--- START OF Records supplied ---

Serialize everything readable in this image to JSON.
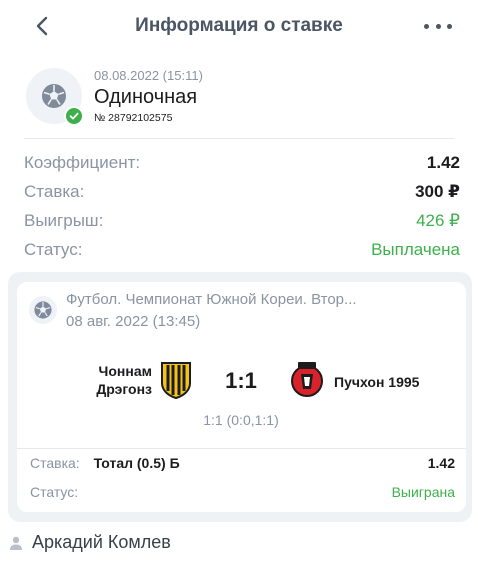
{
  "header": {
    "title": "Информация о ставке",
    "back_icon": "chevron-left-icon",
    "more_icon": "more-horizontal-icon"
  },
  "bet": {
    "date": "08.08.2022 (15:11)",
    "type": "Одиночная",
    "number": "№ 28792102575",
    "sport_icon": "soccer-ball-icon",
    "status_icon": "check-circle-icon"
  },
  "summary": [
    {
      "label": "Коэффициент:",
      "value": "1.42",
      "style": "bold"
    },
    {
      "label": "Ставка:",
      "value": "300 ₽",
      "style": "bold"
    },
    {
      "label": "Выигрыш:",
      "value": "426 ₽",
      "style": "green"
    },
    {
      "label": "Статус:",
      "value": "Выплачена",
      "style": "green"
    }
  ],
  "event": {
    "league": "Футбол. Чемпионат Южной Кореи. Втор...",
    "date": "08 авг. 2022 (13:45)",
    "home_team_line1": "Чоннам",
    "home_team_line2": "Дрэгонз",
    "away_team": "Пучхон 1995",
    "score": "1:1",
    "score_detail": "1:1 (0:0,1:1)",
    "selection_label": "Ставка:",
    "selection_market": "Тотал (0.5) Б",
    "selection_odds": "1.42",
    "status_label": "Статус:",
    "status_value": "Выиграна"
  },
  "author": {
    "name": "Аркадий Комлев",
    "icon": "user-icon"
  },
  "colors": {
    "accent_green": "#3db04b",
    "muted_text": "#8a94a3",
    "title_text": "#4a5566",
    "card_background": "#eff2f5"
  }
}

--- END OF Records supplied ---

* Goal
Count how many lines of the listing above include "Ставка" and report that number alone.

* Result for this exercise
2